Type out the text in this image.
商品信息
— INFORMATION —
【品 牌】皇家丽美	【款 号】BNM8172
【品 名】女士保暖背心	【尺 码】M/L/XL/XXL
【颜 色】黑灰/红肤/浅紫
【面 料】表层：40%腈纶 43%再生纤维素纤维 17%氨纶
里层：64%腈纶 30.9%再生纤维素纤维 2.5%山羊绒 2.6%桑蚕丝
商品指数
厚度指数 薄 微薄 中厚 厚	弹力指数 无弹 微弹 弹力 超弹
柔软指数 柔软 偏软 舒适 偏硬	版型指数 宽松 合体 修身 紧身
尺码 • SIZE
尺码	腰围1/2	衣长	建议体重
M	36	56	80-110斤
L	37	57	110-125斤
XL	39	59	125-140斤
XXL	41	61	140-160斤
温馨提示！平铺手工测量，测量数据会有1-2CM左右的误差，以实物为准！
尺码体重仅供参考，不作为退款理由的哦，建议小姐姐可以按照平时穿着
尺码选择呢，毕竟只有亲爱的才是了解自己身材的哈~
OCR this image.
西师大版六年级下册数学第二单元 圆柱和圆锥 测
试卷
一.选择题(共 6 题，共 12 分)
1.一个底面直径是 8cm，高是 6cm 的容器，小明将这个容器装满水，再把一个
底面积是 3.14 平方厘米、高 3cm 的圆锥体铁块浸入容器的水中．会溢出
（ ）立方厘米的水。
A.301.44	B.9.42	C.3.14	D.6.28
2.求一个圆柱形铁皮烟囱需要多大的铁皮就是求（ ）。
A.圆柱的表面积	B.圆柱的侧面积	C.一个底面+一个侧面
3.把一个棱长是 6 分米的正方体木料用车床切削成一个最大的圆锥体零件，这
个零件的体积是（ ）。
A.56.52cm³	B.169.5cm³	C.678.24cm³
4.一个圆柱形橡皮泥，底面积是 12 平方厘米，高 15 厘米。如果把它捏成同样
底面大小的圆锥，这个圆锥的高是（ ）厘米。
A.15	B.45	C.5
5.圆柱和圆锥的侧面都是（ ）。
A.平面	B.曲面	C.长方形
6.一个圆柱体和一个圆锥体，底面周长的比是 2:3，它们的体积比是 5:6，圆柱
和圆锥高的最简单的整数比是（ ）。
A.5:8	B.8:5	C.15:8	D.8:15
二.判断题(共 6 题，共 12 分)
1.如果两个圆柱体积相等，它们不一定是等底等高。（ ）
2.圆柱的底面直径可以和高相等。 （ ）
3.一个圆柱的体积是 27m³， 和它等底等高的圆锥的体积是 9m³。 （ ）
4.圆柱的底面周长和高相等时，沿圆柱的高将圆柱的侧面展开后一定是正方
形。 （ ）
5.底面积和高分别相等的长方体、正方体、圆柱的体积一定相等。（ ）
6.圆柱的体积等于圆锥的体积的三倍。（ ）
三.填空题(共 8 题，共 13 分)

--- --- ---

> [What needs to be done]: Make an exact copy of every line in the data.

> [Complete output]:
Type out the text in this image.
商品信息
— INFORMATION —
【品 牌】皇家丽美	【款 号】BNM8172
【品 名】女士保暖背心	【尺 码】M/L/XL/XXL
【颜 色】黑灰/红肤/浅紫
【面 料】表层：40%腈纶 43%再生纤维素纤维 17%氨纶
里层：64%腈纶 30.9%再生纤维素纤维 2.5%山羊绒 2.6%桑蚕丝
商品指数
厚度指数 薄 微薄 中厚 厚	弹力指数 无弹 微弹 弹力 超弹
柔软指数 柔软 偏软 舒适 偏硬	版型指数 宽松 合体 修身 紧身
尺码 • SIZE
尺码	腰围1/2	衣长	建议体重
M	36	56	80-110斤
L	37	57	110-125斤
XL	39	59	125-140斤
XXL	41	61	140-160斤
温馨提示！平铺手工测量，测量数据会有1-2CM左右的误差，以实物为准！
尺码体重仅供参考，不作为退款理由的哦，建议小姐姐可以按照平时穿着
尺码选择呢，毕竟只有亲爱的才是了解自己身材的哈~
OCR this image.
西师大版六年级下册数学第二单元 圆柱和圆锥 测
试卷
一.选择题(共 6 题，共 12 分)
1.一个底面直径是 8cm，高是 6cm 的容器，小明将这个容器装满水，再把一个
底面积是 3.14 平方厘米、高 3cm 的圆锥体铁块浸入容器的水中．会溢出
（ ）立方厘米的水。
A.301.44	B.9.42	C.3.14	D.6.28
2.求一个圆柱形铁皮烟囱需要多大的铁皮就是求（ ）。
A.圆柱的表面积	B.圆柱的侧面积	C.一个底面+一个侧面
3.把一个棱长是 6 分米的正方体木料用车床切削成一个最大的圆锥体零件，这
个零件的体积是（ ）。
A.56.52cm³	B.169.5cm³	C.678.24cm³
4.一个圆柱形橡皮泥，底面积是 12 平方厘米，高 15 厘米。如果把它捏成同样
底面大小的圆锥，这个圆锥的高是（ ）厘米。
A.15	B.45	C.5
5.圆柱和圆锥的侧面都是（ ）。
A.平面	B.曲面	C.长方形
6.一个圆柱体和一个圆锥体，底面周长的比是 2:3，它们的体积比是 5:6，圆柱
和圆锥高的最简单的整数比是（ ）。
A.5:8	B.8:5	C.15:8	D.8:15
二.判断题(共 6 题，共 12 分)
1.如果两个圆柱体积相等，它们不一定是等底等高。（ ）
2.圆柱的底面直径可以和高相等。 （ ）
3.一个圆柱的体积是 27m³， 和它等底等高的圆锥的体积是 9m³。 （ ）
4.圆柱的底面周长和高相等时，沿圆柱的高将圆柱的侧面展开后一定是正方
形。 （ ）
5.底面积和高分别相等的长方体、正方体、圆柱的体积一定相等。（ ）
6.圆柱的体积等于圆锥的体积的三倍。（ ）
三.填空题(共 8 题，共 13 分)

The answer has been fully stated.